**Short problem**
Quote the records that follow in full, leaving the pictures out.

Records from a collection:
· · · · · · ·

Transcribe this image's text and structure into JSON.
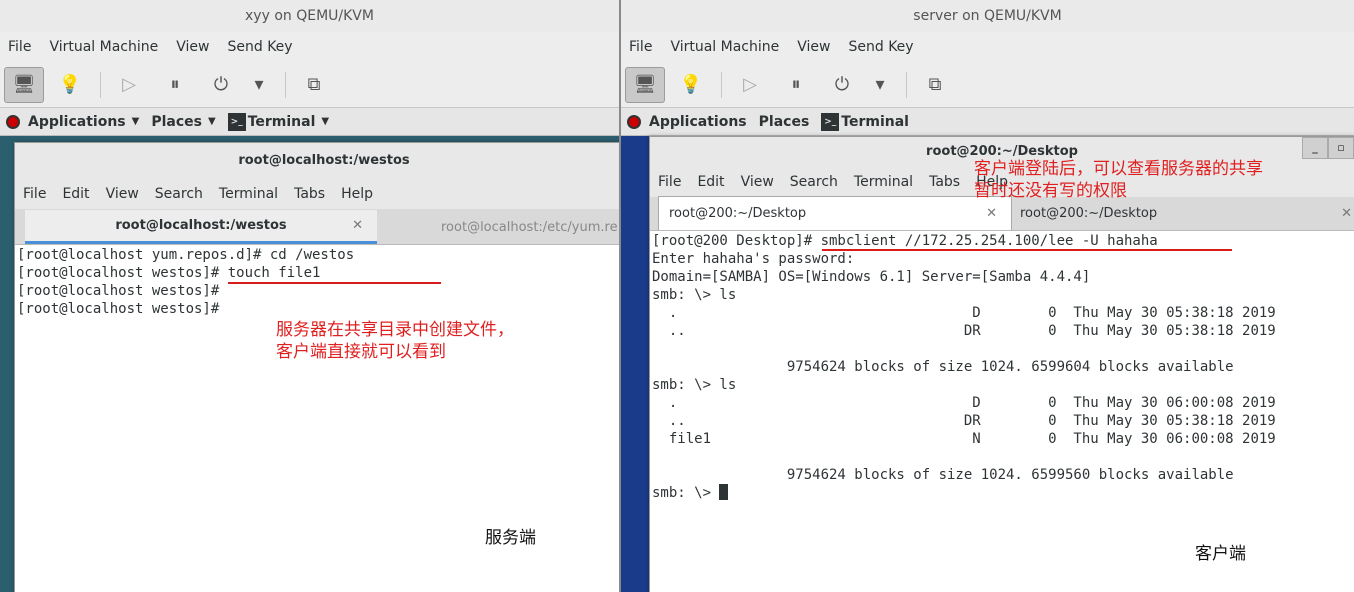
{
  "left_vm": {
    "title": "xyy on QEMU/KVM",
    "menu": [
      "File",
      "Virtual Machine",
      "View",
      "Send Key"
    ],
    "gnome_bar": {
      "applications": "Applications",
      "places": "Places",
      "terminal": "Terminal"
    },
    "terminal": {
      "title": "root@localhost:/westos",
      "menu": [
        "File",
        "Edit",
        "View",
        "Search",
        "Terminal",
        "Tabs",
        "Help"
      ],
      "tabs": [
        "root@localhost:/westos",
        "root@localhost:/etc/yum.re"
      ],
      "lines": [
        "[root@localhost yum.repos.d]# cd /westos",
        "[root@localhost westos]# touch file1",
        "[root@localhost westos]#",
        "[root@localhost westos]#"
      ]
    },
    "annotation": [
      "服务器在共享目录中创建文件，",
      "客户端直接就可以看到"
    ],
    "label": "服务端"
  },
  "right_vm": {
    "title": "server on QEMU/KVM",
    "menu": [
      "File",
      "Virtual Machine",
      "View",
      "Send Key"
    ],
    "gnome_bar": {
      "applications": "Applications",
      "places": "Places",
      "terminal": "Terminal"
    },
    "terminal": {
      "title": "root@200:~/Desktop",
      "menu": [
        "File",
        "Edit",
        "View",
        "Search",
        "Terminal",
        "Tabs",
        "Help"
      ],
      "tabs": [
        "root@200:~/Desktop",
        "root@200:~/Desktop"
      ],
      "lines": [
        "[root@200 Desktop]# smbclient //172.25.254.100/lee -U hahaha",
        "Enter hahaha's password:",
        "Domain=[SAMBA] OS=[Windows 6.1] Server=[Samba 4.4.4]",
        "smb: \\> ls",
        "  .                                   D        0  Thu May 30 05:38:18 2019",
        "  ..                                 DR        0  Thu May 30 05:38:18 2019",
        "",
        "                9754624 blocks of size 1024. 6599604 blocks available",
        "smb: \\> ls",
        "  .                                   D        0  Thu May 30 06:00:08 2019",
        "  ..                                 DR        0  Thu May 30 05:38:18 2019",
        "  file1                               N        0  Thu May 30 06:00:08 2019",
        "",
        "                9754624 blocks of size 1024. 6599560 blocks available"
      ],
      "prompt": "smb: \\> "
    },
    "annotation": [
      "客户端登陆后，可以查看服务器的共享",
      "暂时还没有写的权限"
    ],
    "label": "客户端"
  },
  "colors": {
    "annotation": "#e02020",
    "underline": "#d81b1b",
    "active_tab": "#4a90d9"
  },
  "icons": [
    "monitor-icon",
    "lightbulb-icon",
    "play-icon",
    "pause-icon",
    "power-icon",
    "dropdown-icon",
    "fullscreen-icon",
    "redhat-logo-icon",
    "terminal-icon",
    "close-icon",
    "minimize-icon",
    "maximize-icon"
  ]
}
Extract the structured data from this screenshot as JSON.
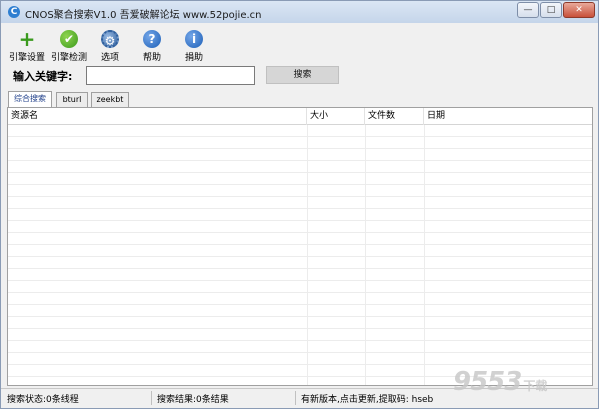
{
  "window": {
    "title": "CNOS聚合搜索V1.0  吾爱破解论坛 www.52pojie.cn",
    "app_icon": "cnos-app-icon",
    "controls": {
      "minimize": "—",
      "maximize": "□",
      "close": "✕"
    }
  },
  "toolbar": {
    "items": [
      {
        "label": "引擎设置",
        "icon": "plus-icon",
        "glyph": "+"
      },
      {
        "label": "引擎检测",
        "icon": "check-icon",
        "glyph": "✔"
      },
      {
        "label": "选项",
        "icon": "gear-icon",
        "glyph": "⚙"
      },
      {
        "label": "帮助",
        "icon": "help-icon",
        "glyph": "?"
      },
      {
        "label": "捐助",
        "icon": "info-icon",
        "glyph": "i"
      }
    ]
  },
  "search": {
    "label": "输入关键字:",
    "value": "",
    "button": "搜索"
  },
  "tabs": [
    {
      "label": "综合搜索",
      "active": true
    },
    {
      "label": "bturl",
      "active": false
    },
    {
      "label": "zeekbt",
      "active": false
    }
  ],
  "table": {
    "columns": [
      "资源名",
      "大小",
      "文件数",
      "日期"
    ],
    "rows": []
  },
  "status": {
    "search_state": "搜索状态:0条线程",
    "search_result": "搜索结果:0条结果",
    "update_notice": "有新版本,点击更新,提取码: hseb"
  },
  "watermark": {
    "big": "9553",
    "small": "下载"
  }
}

· · · · · · ·

**Solution for this problem**
Transcribe this image's text and structure into JSON.
{
  "left_vm": {
    "title": "xyy on QEMU/KVM",
    "menu": [
      "File",
      "Virtual Machine",
      "View",
      "Send Key"
    ],
    "gnome_bar": {
      "applications": "Applications",
      "places": "Places",
      "terminal": "Terminal"
    },
    "terminal": {
      "title": "root@localhost:/westos",
      "menu": [
        "File",
        "Edit",
        "View",
        "Search",
        "Terminal",
        "Tabs",
        "Help"
      ],
      "tabs": [
        "root@localhost:/westos",
        "root@localhost:/etc/yum.re"
      ],
      "lines": [
        "[root@localhost yum.repos.d]# cd /westos",
        "[root@localhost westos]# touch file1",
        "[root@localhost westos]#",
        "[root@localhost westos]#"
      ]
    },
    "annotation": [
      "服务器在共享目录中创建文件，",
      "客户端直接就可以看到"
    ],
    "label": "服务端"
  },
  "right_vm": {
    "title": "server on QEMU/KVM",
    "menu": [
      "File",
      "Virtual Machine",
      "View",
      "Send Key"
    ],
    "gnome_bar": {
      "applications": "Applications",
      "places": "Places",
      "terminal": "Terminal"
    },
    "terminal": {
      "title": "root@200:~/Desktop",
      "menu": [
        "File",
        "Edit",
        "View",
        "Search",
        "Terminal",
        "Tabs",
        "Help"
      ],
      "tabs": [
        "root@200:~/Desktop",
        "root@200:~/Desktop"
      ],
      "lines": [
        "[root@200 Desktop]# smbclient //172.25.254.100/lee -U hahaha",
        "Enter hahaha's password:",
        "Domain=[SAMBA] OS=[Windows 6.1] Server=[Samba 4.4.4]",
        "smb: \\> ls",
        "  .                                   D        0  Thu May 30 05:38:18 2019",
        "  ..                                 DR        0  Thu May 30 05:38:18 2019",
        "",
        "                9754624 blocks of size 1024. 6599604 blocks available",
        "smb: \\> ls",
        "  .                                   D        0  Thu May 30 06:00:08 2019",
        "  ..                                 DR        0  Thu May 30 05:38:18 2019",
        "  file1                               N        0  Thu May 30 06:00:08 2019",
        "",
        "                9754624 blocks of size 1024. 6599560 blocks available"
      ],
      "prompt": "smb: \\> "
    },
    "annotation": [
      "客户端登陆后，可以查看服务器的共享",
      "暂时还没有写的权限"
    ],
    "label": "客户端"
  },
  "colors": {
    "annotation": "#e02020",
    "underline": "#d81b1b",
    "active_tab": "#4a90d9"
  },
  "icons": [
    "monitor-icon",
    "lightbulb-icon",
    "play-icon",
    "pause-icon",
    "power-icon",
    "dropdown-icon",
    "fullscreen-icon",
    "redhat-logo-icon",
    "terminal-icon",
    "close-icon",
    "minimize-icon",
    "maximize-icon"
  ]
}
Extract the structured data from this screenshot as JSON.
{
  "window": {
    "title": "CNOS聚合搜索V1.0  吾爱破解论坛 www.52pojie.cn",
    "app_icon": "cnos-app-icon",
    "controls": {
      "minimize": "—",
      "maximize": "□",
      "close": "✕"
    }
  },
  "toolbar": {
    "items": [
      {
        "label": "引擎设置",
        "icon": "plus-icon",
        "glyph": "+"
      },
      {
        "label": "引擎检测",
        "icon": "check-icon",
        "glyph": "✔"
      },
      {
        "label": "选项",
        "icon": "gear-icon",
        "glyph": "⚙"
      },
      {
        "label": "帮助",
        "icon": "help-icon",
        "glyph": "?"
      },
      {
        "label": "捐助",
        "icon": "info-icon",
        "glyph": "i"
      }
    ]
  },
  "search": {
    "label": "输入关键字:",
    "value": "",
    "button": "搜索"
  },
  "tabs": [
    {
      "label": "综合搜索",
      "active": true
    },
    {
      "label": "bturl",
      "active": false
    },
    {
      "label": "zeekbt",
      "active": false
    }
  ],
  "table": {
    "columns": [
      "资源名",
      "大小",
      "文件数",
      "日期"
    ],
    "rows": []
  },
  "status": {
    "search_state": "搜索状态:0条线程",
    "search_result": "搜索结果:0条结果",
    "update_notice": "有新版本,点击更新,提取码: hseb"
  },
  "watermark": {
    "big": "9553",
    "small": "下载"
  }
}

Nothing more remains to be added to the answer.